Data listing:
* * * * *
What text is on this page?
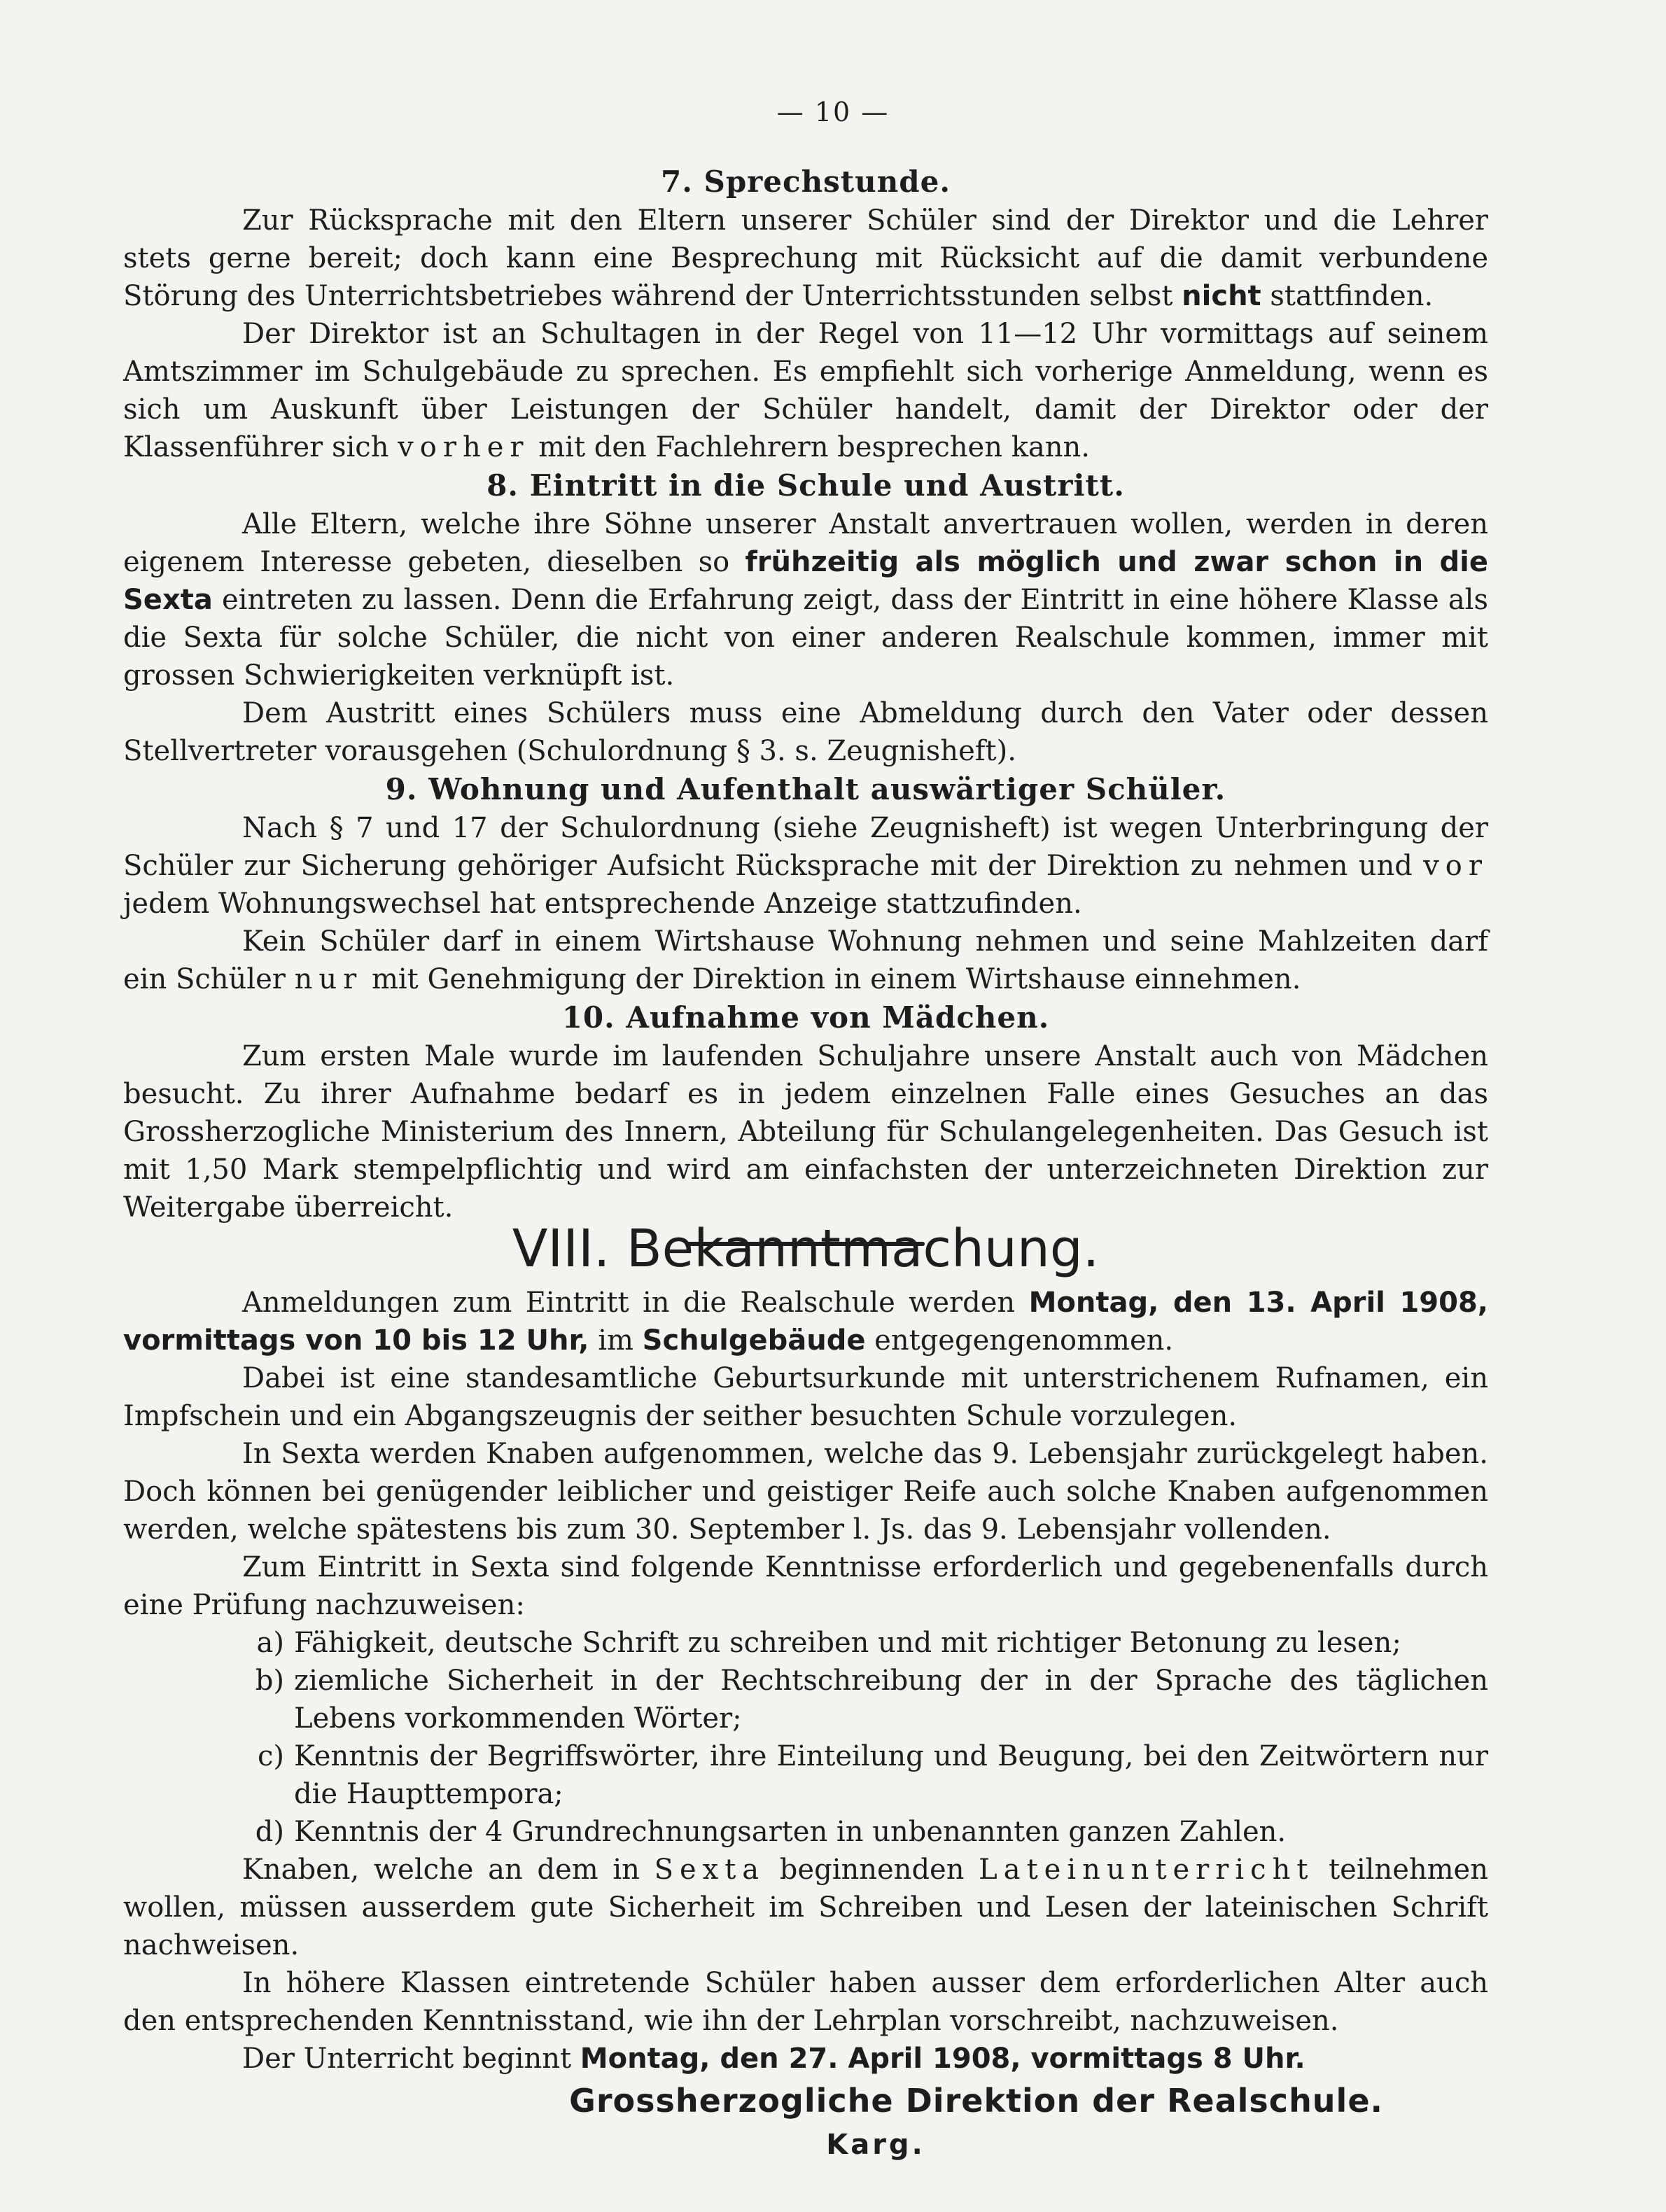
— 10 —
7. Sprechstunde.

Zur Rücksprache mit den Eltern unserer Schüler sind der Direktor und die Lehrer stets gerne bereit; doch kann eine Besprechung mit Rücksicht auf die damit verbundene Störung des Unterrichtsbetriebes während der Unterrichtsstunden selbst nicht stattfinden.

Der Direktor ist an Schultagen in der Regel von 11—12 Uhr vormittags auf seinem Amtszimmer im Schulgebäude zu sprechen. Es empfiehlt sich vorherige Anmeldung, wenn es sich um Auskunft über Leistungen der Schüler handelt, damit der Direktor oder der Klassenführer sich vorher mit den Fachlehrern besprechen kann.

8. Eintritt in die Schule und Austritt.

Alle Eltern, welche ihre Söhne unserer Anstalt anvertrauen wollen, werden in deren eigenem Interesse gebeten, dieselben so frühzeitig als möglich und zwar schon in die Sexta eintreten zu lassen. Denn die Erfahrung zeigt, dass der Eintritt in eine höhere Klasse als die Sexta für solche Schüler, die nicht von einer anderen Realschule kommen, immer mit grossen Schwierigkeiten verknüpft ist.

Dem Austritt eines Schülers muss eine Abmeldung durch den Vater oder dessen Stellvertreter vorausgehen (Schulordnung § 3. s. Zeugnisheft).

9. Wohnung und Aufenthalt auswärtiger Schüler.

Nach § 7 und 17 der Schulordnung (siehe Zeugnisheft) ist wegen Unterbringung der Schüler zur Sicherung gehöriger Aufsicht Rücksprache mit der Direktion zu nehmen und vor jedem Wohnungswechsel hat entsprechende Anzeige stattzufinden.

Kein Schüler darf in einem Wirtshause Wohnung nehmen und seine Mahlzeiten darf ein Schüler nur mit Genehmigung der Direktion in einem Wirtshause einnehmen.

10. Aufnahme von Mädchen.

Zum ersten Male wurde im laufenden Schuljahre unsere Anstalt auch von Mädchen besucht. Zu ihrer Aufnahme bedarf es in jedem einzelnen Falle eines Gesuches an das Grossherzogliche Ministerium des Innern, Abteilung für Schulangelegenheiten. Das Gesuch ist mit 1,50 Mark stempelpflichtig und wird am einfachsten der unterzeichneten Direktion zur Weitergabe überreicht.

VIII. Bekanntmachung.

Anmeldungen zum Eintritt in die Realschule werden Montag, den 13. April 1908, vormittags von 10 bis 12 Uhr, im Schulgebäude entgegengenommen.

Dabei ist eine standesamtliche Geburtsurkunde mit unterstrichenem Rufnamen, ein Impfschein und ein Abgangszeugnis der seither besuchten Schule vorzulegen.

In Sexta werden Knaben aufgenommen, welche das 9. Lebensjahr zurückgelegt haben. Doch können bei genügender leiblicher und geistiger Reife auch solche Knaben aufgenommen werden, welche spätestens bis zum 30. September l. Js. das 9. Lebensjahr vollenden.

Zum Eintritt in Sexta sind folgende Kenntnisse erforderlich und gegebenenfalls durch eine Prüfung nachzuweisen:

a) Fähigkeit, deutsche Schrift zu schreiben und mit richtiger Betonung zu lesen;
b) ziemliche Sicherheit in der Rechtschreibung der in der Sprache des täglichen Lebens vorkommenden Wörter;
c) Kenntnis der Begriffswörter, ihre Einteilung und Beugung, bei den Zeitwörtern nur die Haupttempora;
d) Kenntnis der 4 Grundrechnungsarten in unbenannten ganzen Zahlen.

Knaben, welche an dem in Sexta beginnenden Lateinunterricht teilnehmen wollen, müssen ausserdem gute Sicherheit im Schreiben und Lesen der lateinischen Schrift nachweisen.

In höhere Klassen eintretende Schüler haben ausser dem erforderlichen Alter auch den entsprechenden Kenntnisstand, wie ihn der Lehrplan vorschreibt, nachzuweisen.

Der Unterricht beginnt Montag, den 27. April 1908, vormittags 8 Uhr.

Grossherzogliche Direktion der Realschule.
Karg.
* * * * *
If a line above holds the word "Schrift", count it; then say how many such lines there are and nothing else.

2